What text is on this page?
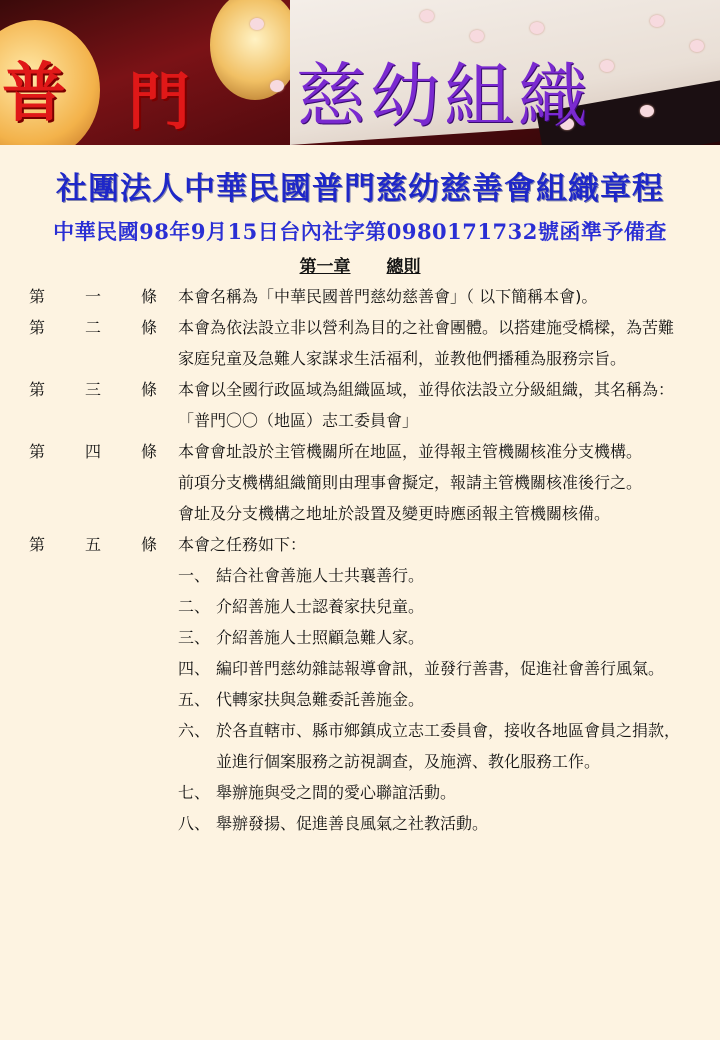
普 門 慈幼組織
社團法人中華民國普門慈幼慈善會組織章程
中華民國98年9月15日台內社字第0980171732號函準予備查
第一章 總則
第 一 條 本會名稱為「中華民國普門慈幼慈善會」（ 以下簡稱本會)。

第 二 條 本會為依法設立非以營利為目的之社會團體。以搭建施受橋樑，為苦難家庭兒童及急難人家謀求生活福利，並教他們播種為服務宗旨。

第 三 條 本會以全國行政區域為組織區域，並得依法設立分級組織，其名稱為：「普門〇〇（地區）志工委員會」

第 四 條 本會會址設於主管機關所在地區，並得報主管機關核准分支機構。

前項分支機構組織簡則由理事會擬定，報請主管機關核准後行之。

會址及分支機構之地址於設置及變更時應函報主管機關核備。

第 五 條 本會之任務如下：

一、 結合社會善施人士共襄善行。
二、 介紹善施人士認養家扶兒童。
三、 介紹善施人士照顧急難人家。
四、 編印普門慈幼雜誌報導會訊，並發行善書，促進社會善行風氣。
五、 代轉家扶與急難委託善施金。
六、 於各直轄市、縣市鄉鎮成立志工委員會，接收各地區會員之捐款，並進行個案服務之訪視調查，及施濟、教化服務工作。
七、 舉辦施與受之間的愛心聯誼活動。
八、 舉辦發揚、促進善良風氣之社教活動。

* * *

> **Goal**
Transcribe every entry word for word, but skip the pictures.

> **Response to the task**
What text is on this page?
普 門 慈幼組織
社團法人中華民國普門慈幼慈善會組織章程
中華民國98年9月15日台內社字第0980171732號函準予備查
第一章 總則
第 一 條 本會名稱為「中華民國普門慈幼慈善會」（ 以下簡稱本會)。

第 二 條 本會為依法設立非以營利為目的之社會團體。以搭建施受橋樑，為苦難家庭兒童及急難人家謀求生活福利，並教他們播種為服務宗旨。

第 三 條 本會以全國行政區域為組織區域，並得依法設立分級組織，其名稱為：「普門〇〇（地區）志工委員會」

第 四 條 本會會址設於主管機關所在地區，並得報主管機關核准分支機構。

前項分支機構組織簡則由理事會擬定，報請主管機關核准後行之。

會址及分支機構之地址於設置及變更時應函報主管機關核備。

第 五 條 本會之任務如下：

一、 結合社會善施人士共襄善行。
二、 介紹善施人士認養家扶兒童。
三、 介紹善施人士照顧急難人家。
四、 編印普門慈幼雜誌報導會訊，並發行善書，促進社會善行風氣。
五、 代轉家扶與急難委託善施金。
六、 於各直轄市、縣市鄉鎮成立志工委員會，接收各地區會員之捐款，並進行個案服務之訪視調查，及施濟、教化服務工作。
七、 舉辦施與受之間的愛心聯誼活動。
八、 舉辦發揚、促進善良風氣之社教活動。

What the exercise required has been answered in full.